_Goal A_
In the barcode buffer thread, which buffer strings, written in single quotes, illustrate the overwrite scenario? List each one.
_Goal B_
Continue the barcode buffer thread from the point where its last line ends.

_Supplied text_
============================================================

I sadly have no evidence this ever occurs, but seeing the issue in the
bug, my assumption is that the hardware simply overwrites the buffer
with it's internal string representation which might be NUL terminated.

in that case i can imagine a codepath not prefilling the buffer with
spaces, leading to e.g. first writing:

'FOOBAR\0'

and afterwards

'FOO\0'

which would lead to 'FOO\0AR\0'. in this case we should only use 'FOO'..


> 
> maybe it would be safer to trim_end_matches using \0 and ' ', and then
> assert the result doesn't have any bytes outside of the specified range,
> and only then convert to a string?
> 
> what do other implementations accept here/how do they handle this?

The only implementation i know of is in mtx, which looks like this:

---
void copy_barcode(unsigned char *src, unsigned char *dest)
{
         int i;

         for (i=0; i < 36; i++)

============================================================

_Source excerpt_
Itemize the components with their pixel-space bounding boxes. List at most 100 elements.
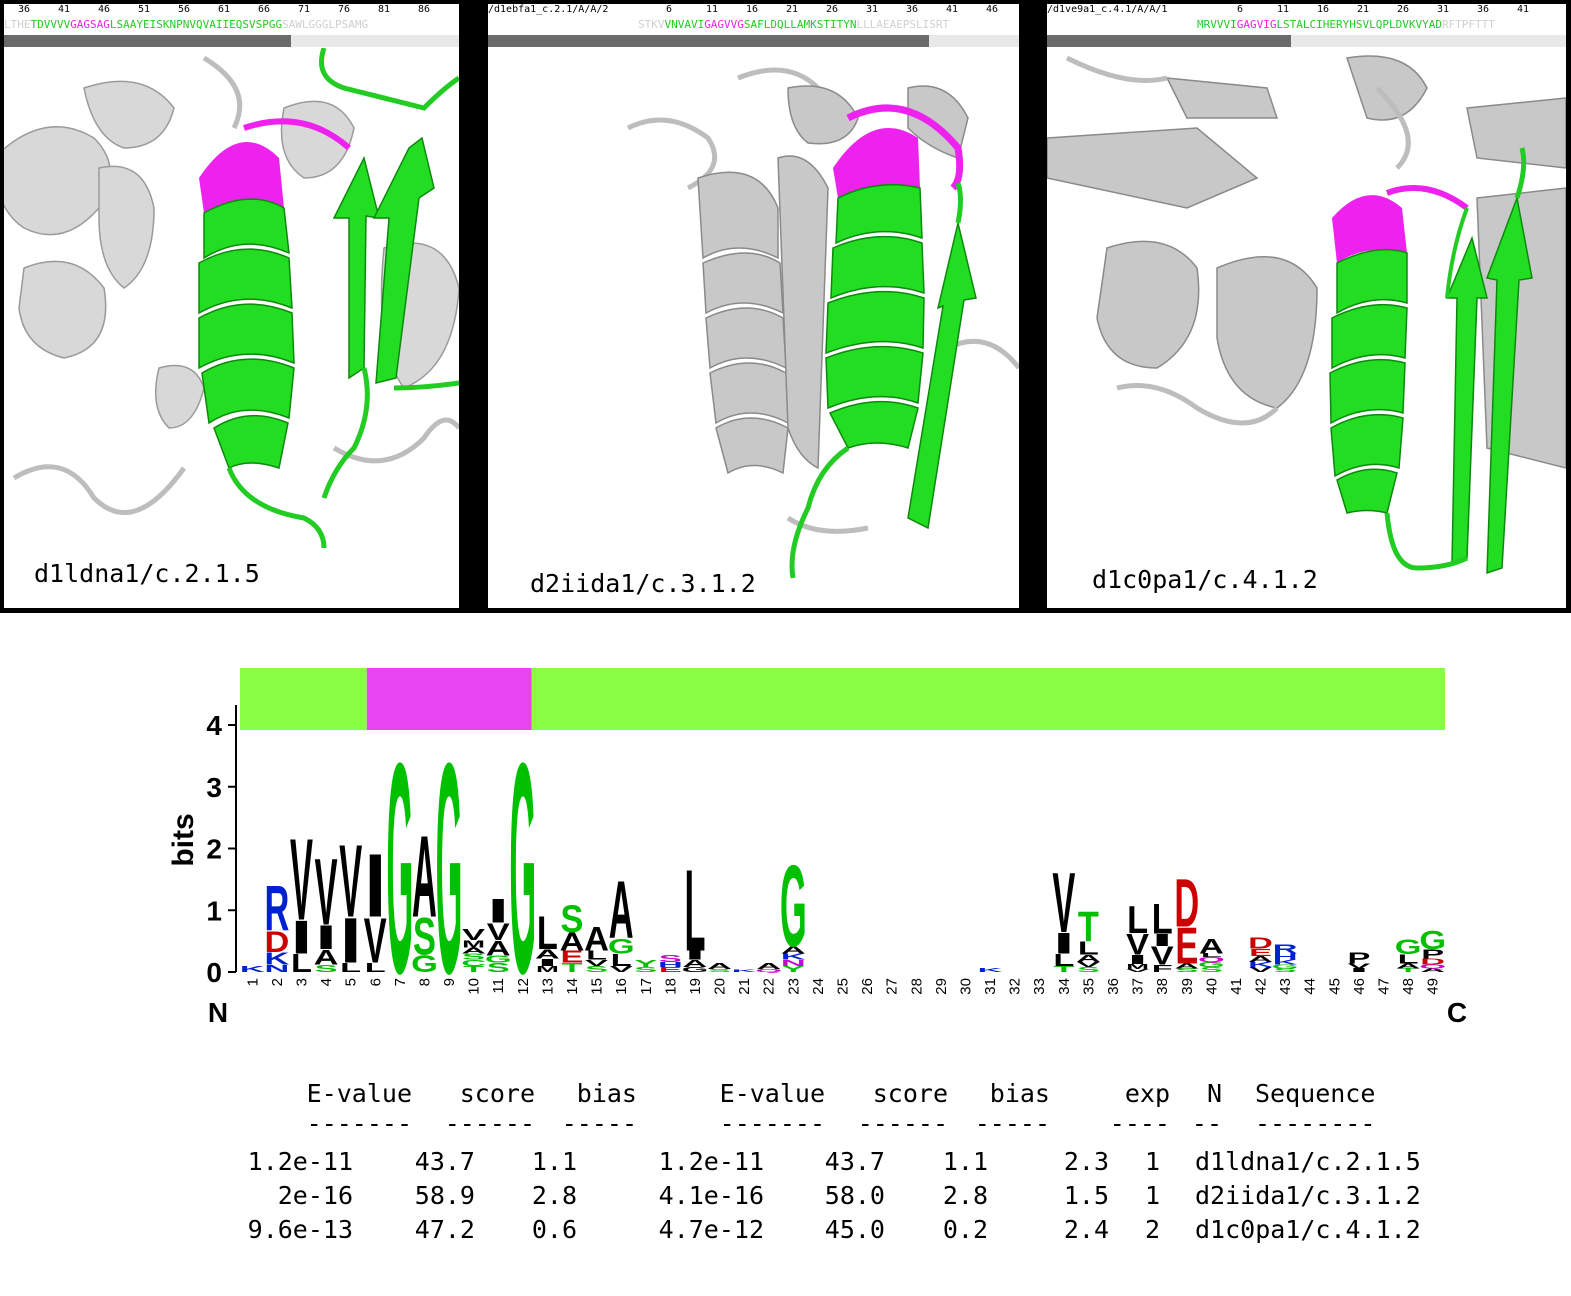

============================================================

_Exercise answer A_
'FOOBAR\0'
'FOO\0'
'FOO\0AR\0'
'FOO'

_Exercise answer B_
         {
                 *dest = *src++;

                 if ((*dest < 32) || (*dest > 127))
                 {
                         *dest = '\0';
                 }

                 dest++;
         }
         *dest = 0; /* null-terminate */
}
---

so they overwrite all 'invalid' characters with null bytes
and use it as a C string (so it'll only read until the first 
invalid/null byte)

but they're only using it to display it, we need it to reference it for
our internal bacodes, so i think the logic used here makes sense?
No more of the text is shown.